TASK INPUT:

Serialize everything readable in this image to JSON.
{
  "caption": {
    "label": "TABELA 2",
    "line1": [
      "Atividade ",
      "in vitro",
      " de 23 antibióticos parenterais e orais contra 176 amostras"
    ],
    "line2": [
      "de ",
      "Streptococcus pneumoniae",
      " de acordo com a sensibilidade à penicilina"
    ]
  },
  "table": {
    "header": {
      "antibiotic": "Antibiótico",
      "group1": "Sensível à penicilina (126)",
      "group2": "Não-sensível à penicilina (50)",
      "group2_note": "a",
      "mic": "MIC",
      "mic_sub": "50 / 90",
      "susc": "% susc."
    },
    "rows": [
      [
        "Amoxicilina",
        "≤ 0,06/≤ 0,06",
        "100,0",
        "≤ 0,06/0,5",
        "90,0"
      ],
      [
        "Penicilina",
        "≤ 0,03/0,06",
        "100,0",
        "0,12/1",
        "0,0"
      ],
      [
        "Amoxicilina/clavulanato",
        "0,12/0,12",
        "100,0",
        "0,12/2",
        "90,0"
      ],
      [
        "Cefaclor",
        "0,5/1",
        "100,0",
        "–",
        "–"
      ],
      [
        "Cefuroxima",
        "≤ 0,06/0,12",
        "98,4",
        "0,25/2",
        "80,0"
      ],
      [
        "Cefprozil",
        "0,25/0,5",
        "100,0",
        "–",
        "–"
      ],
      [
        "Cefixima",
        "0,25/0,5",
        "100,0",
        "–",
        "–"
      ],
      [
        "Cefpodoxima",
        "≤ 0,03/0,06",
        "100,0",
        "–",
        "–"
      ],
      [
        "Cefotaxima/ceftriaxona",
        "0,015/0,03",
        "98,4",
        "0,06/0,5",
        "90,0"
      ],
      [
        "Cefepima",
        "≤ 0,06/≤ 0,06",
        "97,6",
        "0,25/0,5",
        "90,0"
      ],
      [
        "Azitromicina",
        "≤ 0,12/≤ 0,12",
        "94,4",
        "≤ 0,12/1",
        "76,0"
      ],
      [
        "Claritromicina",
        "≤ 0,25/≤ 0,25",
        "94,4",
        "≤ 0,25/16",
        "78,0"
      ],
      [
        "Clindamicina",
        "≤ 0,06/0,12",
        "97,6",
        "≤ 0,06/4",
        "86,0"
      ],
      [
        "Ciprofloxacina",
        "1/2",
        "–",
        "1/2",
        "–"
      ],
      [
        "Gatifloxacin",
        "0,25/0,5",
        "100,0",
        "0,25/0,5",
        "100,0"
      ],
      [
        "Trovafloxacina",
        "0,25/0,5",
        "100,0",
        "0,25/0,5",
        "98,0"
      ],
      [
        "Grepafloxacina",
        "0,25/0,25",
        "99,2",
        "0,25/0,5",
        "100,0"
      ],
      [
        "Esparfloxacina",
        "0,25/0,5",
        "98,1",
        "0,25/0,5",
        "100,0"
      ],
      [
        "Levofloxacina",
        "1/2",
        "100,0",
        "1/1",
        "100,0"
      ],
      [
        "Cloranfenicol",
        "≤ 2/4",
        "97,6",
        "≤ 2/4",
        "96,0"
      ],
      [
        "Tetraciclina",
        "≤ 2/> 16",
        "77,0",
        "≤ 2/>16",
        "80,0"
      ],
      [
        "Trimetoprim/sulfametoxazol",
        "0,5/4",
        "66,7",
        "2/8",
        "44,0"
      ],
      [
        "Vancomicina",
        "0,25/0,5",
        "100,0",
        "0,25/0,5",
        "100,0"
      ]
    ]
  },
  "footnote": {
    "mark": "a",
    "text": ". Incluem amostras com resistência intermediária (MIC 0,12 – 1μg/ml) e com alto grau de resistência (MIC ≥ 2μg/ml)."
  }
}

THE PROBLEM:
What is the number of lines above that contain "Amoxicilina"? Answer with that number only.

OUTPUT BELOW:
2